Frizioni in vista dell’assemblea
La Juventus si trova al centro di uno scontro tra la holding Exor, guidata da John Elkann, e Tether, colosso delle stablecoin con l’11,5% delle quote. Come riportato da Milano Finanza il 22 ottobre 2025, Tether ha chiesto l’integrazione dell’ordine del giorno per l’assemblea del 7 novembre, proponendo di partecipare all’aumento di capitale e di avere maggiore rappresentanza nel CdA. Il motto “Make Juventus Great Again” accompagna le varie proposte di Tether, che mira a un ruolo ben più attivo nel club. La dirigenza bianconera, controllata da Exor, ha consigliato voto contrario, vedendo nelle richieste un rischio per l’equilibrio societario.
Le proposte di Tether
Tether, guidata da Giancarlo Devasini e Paolo Ardoino, ha presentato due candidati per il CdA: Francesco Garino, ortodontista di fama, e Zachary Lions, esperto di finanza. Hanno chiesto di aprire l’aumento di capitale a tutti gli azionisti in opzione, per non essere diluiti, e di modificare lo statuto per una maggiore rappresentanza delle minoranze, raddoppiando i posti in CdA e includendo rappresentanti in ogni comitato. Il CdA della Juventus, con la proprietà di Exor, ha respinto, definendo le proposte sopra-rappresentative e con vizi di forma. Tether, proprietaria del 5% delle quote, vuole essere una forza positiva, ma la risposta bianconera è negativa.

Esercizi —
(1) Rispondi in base al testo su Juventus e Tether:
(a) In quale data si tiene l'assemblea?
(b) Chi sono i due candidati presentati da Tether per il CdA?
(c) Chi guida la holding Exor?
(2) Prosegui il testo sullo scontro tra Exor e Tether per la Juventus, partendo dopo la sua ultima frase.
I dati che seguono non hanno alcun legame con il testo.

Dati in esame —

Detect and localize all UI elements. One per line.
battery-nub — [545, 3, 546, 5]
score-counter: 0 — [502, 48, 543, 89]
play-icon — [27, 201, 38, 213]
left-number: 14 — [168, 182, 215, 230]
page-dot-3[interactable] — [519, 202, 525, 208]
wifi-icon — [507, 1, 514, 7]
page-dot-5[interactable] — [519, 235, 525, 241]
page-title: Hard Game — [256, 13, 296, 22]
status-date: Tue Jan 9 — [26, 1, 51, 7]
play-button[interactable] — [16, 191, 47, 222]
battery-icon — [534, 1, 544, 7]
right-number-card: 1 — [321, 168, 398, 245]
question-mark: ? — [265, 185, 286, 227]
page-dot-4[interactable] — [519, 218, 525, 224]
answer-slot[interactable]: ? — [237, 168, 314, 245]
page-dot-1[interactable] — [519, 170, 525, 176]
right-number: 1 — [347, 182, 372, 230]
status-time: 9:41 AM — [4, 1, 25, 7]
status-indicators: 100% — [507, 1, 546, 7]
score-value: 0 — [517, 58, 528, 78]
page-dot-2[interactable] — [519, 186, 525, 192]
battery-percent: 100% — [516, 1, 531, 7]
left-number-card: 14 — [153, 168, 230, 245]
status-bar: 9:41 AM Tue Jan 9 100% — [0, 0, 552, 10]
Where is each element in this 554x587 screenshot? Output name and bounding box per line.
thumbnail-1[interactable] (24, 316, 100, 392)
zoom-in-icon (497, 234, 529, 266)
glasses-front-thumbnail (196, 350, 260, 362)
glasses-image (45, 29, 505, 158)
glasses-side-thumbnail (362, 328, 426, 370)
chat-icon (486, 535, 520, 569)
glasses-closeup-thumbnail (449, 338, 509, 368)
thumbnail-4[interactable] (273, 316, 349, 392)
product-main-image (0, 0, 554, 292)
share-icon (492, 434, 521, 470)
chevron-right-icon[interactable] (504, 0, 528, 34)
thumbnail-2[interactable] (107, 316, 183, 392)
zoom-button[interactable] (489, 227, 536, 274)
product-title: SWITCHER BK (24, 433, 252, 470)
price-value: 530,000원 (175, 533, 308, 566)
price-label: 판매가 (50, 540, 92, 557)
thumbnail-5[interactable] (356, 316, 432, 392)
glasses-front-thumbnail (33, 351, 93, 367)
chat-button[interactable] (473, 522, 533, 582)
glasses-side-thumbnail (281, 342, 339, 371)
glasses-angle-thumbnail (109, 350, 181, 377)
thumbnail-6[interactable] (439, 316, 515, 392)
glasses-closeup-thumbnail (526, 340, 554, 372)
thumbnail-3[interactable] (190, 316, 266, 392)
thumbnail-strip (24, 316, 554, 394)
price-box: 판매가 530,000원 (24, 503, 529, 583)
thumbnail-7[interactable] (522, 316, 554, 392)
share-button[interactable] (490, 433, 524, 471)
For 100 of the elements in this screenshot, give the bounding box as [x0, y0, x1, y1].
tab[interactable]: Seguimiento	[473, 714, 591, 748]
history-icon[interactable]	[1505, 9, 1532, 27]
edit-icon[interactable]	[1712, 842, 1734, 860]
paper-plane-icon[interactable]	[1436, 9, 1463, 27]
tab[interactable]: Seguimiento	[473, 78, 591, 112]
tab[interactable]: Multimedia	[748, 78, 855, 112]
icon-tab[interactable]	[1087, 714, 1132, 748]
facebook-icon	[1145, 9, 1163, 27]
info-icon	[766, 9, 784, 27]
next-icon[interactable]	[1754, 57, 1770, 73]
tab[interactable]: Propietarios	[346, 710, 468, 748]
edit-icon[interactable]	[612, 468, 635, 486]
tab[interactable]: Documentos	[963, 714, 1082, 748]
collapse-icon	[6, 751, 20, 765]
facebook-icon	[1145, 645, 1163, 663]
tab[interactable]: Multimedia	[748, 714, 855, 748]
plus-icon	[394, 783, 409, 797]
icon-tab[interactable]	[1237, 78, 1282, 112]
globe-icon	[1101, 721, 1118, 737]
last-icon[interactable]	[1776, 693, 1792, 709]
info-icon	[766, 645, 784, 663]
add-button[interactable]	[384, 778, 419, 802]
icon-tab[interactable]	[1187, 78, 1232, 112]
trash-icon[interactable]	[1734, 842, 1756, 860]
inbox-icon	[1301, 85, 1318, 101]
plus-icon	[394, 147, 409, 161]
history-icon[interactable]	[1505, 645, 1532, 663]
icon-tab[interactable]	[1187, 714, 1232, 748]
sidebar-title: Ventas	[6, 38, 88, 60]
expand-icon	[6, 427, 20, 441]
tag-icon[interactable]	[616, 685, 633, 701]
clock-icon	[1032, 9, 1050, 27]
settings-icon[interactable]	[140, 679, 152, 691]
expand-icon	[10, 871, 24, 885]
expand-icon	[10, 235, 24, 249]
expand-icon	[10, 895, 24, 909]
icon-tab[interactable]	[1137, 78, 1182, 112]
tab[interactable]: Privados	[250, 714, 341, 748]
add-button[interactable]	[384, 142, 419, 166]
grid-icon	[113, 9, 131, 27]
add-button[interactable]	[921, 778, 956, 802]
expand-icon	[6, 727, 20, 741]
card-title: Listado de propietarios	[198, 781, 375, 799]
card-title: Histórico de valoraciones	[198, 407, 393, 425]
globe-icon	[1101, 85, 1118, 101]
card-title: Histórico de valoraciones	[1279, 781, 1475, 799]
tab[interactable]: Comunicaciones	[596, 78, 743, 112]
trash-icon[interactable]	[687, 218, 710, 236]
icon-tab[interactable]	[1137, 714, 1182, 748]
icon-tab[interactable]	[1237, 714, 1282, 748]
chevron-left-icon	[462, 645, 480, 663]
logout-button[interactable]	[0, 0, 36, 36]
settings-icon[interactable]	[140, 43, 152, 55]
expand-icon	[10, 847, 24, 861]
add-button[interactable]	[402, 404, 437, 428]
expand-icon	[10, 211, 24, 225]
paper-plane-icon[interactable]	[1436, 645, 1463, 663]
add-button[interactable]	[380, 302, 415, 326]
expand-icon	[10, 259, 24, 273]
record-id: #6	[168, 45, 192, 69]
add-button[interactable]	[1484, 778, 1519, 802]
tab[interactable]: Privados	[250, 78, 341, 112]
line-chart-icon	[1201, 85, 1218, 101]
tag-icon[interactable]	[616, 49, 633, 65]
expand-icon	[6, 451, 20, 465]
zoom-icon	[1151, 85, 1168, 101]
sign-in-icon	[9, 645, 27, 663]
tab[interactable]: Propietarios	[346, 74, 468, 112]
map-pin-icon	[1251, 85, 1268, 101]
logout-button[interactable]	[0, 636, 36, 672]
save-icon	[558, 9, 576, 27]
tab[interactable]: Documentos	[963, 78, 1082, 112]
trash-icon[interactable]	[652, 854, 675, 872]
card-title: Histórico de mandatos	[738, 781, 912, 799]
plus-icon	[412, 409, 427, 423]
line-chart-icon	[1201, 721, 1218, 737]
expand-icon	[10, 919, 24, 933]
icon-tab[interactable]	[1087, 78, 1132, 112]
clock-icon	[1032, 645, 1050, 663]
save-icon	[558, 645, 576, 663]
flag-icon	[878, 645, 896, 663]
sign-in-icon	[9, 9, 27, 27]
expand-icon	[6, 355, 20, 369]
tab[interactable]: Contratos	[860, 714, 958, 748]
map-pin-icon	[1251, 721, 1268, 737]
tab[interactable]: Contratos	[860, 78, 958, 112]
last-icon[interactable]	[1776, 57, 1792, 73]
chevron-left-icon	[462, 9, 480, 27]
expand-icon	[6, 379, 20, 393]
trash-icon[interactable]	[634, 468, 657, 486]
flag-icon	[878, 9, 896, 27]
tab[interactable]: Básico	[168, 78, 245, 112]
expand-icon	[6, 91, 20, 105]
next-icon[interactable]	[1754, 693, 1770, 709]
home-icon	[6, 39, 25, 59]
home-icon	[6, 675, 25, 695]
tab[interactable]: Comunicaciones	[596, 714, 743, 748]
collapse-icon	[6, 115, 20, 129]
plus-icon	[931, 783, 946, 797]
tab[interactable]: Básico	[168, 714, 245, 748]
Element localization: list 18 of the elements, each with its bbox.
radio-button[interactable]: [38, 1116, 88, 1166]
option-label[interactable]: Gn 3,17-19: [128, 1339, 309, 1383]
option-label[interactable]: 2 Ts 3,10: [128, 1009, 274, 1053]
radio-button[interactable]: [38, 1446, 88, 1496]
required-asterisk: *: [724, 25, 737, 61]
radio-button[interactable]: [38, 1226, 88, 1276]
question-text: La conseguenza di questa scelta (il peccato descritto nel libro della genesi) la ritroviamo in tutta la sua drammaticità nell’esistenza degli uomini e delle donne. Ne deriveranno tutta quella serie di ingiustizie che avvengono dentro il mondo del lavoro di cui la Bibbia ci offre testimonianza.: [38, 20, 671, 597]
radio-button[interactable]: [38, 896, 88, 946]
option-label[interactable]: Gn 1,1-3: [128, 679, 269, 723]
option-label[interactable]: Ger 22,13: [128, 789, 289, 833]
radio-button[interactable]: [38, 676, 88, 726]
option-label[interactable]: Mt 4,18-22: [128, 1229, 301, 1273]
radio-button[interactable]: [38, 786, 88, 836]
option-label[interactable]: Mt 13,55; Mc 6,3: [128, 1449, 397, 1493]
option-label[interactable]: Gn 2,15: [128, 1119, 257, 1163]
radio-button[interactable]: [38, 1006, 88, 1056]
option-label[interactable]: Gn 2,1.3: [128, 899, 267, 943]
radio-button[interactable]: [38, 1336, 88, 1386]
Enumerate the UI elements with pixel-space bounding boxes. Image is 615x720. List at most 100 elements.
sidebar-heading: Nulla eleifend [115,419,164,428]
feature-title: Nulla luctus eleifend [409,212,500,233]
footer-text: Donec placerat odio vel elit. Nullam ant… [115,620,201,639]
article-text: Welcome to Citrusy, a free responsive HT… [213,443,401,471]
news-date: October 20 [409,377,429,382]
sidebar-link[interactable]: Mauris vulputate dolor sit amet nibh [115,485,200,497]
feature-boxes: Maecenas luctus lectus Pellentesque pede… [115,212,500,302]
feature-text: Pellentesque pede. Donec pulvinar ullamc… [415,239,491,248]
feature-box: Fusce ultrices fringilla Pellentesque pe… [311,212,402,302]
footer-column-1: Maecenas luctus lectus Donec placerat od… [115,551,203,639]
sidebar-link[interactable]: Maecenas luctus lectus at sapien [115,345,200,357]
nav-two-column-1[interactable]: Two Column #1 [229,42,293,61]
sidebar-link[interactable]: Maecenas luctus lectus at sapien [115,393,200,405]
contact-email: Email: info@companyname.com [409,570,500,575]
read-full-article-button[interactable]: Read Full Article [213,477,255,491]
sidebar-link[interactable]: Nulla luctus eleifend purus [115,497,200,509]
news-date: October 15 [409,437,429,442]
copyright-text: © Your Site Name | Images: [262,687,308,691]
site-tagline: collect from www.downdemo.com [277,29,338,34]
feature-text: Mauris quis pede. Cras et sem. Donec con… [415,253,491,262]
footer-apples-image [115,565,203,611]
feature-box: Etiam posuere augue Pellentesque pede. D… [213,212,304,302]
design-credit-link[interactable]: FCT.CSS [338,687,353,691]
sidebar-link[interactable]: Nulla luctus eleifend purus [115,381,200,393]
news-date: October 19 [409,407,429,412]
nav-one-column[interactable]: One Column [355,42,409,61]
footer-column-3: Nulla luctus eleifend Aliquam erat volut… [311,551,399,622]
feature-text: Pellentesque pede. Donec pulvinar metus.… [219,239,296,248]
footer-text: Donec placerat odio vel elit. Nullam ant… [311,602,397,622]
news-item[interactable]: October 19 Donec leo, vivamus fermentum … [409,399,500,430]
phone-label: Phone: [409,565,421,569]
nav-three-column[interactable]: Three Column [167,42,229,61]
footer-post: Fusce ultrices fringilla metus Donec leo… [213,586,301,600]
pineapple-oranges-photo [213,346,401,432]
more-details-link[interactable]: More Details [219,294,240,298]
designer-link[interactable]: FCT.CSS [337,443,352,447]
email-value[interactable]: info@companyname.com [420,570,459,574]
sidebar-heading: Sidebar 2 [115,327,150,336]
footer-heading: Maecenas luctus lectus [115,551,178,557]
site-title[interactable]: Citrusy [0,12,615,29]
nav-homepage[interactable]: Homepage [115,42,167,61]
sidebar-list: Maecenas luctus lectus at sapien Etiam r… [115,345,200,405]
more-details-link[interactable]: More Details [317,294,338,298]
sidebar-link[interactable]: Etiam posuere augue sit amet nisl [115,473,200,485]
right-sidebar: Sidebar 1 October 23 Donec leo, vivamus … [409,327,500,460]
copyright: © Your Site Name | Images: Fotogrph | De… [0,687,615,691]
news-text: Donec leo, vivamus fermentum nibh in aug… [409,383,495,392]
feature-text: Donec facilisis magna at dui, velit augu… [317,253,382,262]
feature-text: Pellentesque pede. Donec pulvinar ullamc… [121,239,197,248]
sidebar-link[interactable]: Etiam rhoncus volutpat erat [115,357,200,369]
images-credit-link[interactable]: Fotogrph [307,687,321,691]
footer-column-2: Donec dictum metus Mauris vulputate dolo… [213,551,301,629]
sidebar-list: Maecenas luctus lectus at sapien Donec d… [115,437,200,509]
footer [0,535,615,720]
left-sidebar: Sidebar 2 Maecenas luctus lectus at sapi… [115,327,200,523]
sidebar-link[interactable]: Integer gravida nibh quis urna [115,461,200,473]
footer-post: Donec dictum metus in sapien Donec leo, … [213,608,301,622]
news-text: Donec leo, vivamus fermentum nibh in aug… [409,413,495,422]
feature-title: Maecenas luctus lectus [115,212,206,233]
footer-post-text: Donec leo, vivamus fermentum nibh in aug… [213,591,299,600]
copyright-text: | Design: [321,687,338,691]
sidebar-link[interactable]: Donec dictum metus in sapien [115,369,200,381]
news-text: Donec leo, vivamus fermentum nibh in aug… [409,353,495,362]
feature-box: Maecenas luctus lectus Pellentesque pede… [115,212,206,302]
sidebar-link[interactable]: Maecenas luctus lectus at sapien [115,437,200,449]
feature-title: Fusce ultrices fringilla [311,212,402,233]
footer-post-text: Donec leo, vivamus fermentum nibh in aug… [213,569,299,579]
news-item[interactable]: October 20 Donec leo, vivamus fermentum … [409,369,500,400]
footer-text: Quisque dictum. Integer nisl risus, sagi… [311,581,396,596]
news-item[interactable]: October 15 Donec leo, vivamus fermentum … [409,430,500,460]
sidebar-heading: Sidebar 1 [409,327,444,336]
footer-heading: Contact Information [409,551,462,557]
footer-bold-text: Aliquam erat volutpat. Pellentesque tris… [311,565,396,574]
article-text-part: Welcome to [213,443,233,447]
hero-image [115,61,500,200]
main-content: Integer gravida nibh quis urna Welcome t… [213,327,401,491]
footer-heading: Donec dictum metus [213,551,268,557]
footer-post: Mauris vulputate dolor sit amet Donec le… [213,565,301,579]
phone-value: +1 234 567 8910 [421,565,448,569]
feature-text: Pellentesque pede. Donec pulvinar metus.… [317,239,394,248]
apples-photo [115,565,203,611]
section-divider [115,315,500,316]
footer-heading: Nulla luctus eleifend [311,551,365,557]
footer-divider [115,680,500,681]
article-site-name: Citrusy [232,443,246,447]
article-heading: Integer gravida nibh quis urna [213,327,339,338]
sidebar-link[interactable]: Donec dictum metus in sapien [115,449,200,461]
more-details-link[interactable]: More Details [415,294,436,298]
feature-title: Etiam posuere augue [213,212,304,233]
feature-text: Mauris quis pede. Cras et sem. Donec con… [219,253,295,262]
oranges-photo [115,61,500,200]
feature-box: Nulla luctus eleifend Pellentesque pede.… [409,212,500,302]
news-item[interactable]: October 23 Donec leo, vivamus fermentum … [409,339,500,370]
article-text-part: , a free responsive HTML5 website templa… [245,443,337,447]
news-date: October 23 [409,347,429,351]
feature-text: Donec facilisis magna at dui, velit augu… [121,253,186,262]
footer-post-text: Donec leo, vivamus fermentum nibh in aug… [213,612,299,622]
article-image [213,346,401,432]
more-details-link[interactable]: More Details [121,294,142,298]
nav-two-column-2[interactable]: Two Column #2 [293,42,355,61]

Soluzioni —
(1)
(a) Il 7 novembre.
(b) Francesco Garino e Zachary Lions.
(c) John Elkann.

(2)
Prospettive: equilibrio e stabilità
L’assemblea del 7 novembre sarà a dir poco decisiva per definire il futuro del team bianconero, con Exor che controlla la maggioranza e Tether che spinge per un ruolo decisivo e maggiore. Il CdA bianconero, con Ferrero e Comolli, punta su stabilità, evitando cambiamenti che alterino l’equilibrio esistente. La società, con il tecnico Igor Tudor sotto pressione, deve gestire anche il campo, con la Champions contro il Villarreal all’orizzonte. La Juventus, ambiziosa, deve bilanciare tra la finanza e lo sport, con la partita trasmessa su Dazn come occasione per dimostrare resilienza.